Lines in the records below that contain the word "down" must each be copied.
--- START ---
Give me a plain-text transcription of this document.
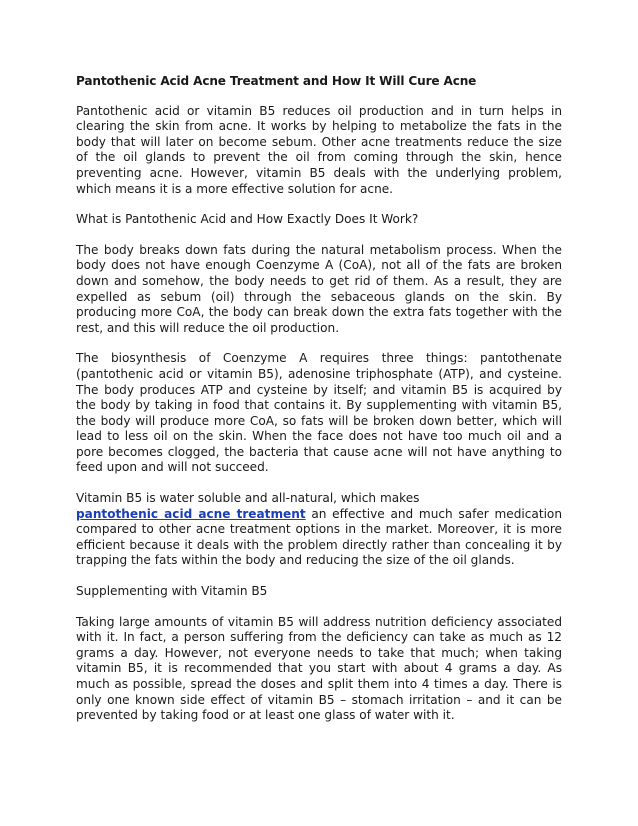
Pantothenic Acid Acne Treatment and How It Will Cure Acne
Pantothenic acid or vitamin B5 reduces oil production and in turn helps in clearing the skin from acne. It works by helping to metabolize the fats in the body that will later on become sebum. Other acne treatments reduce the size of the oil glands to prevent the oil from coming through the skin, hence preventing acne. However, vitamin B5 deals with the underlying problem, which means it is a more effective solution for acne.
What is Pantothenic Acid and How Exactly Does It Work?
The body breaks down fats during the natural metabolism process. When the body does not have enough Coenzyme A (CoA), not all of the fats are broken down and somehow, the body needs to get rid of them. As a result, they are expelled as sebum (oil) through the sebaceous glands on the skin. By producing more CoA, the body can break down the extra fats together with the rest, and this will reduce the oil production.
The biosynthesis of Coenzyme A requires three things: pantothenate (pantothenic acid or vitamin B5), adenosine triphosphate (ATP), and cysteine. The body produces ATP and cysteine by itself; and vitamin B5 is acquired by the body by taking in food that contains it. By supplementing with vitamin B5, the body will produce more CoA, so fats will be broken down better, which will lead to less oil on the skin. When the face does not have too much oil and a pore becomes clogged, the bacteria that cause acne will not have anything to feed upon and will not succeed.
Vitamin B5 is water soluble and all-natural, which makes
pantothenic acid acne treatment an effective and much safer medication compared to other acne treatment options in the market. Moreover, it is more efficient because it deals with the problem directly rather than concealing it by trapping the fats within the body and reducing the size of the oil glands.
Supplementing with Vitamin B5
Taking large amounts of vitamin B5 will address nutrition deficiency associated with it. In fact, a person suffering from the deficiency can take as much as 12 grams a day. However, not everyone needs to take that much; when taking vitamin B5, it is recommended that you start with about 4 grams a day. As much as possible, spread the doses and split them into 4 times a day. There is only one known side effect of vitamin B5 – stomach irritation – and it can be prevented by taking food or at least one glass of water with it.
--- END ---
EXERCISE RESULT —
The body breaks down fats during the natural metabolism process. When the body does not have enough Coenzyme A (CoA), not all of the fats are broken down and somehow, the body needs to get rid of them. As a result, they are expelled as sebum (oil) through the sebaceous glands on the skin. By producing more CoA, the body can break down the extra fats together with the rest, and this will reduce the oil production.
The biosynthesis of Coenzyme A requires three things: pantothenate (pantothenic acid or vitamin B5), adenosine triphosphate (ATP), and cysteine. The body produces ATP and cysteine by itself; and vitamin B5 is acquired by the body by taking in food that contains it. By supplementing with vitamin B5, the body will produce more CoA, so fats will be broken down better, which will lead to less oil on the skin. When the face does not have too much oil and a pore becomes clogged, the bacteria that cause acne will not have anything to feed upon and will not succeed.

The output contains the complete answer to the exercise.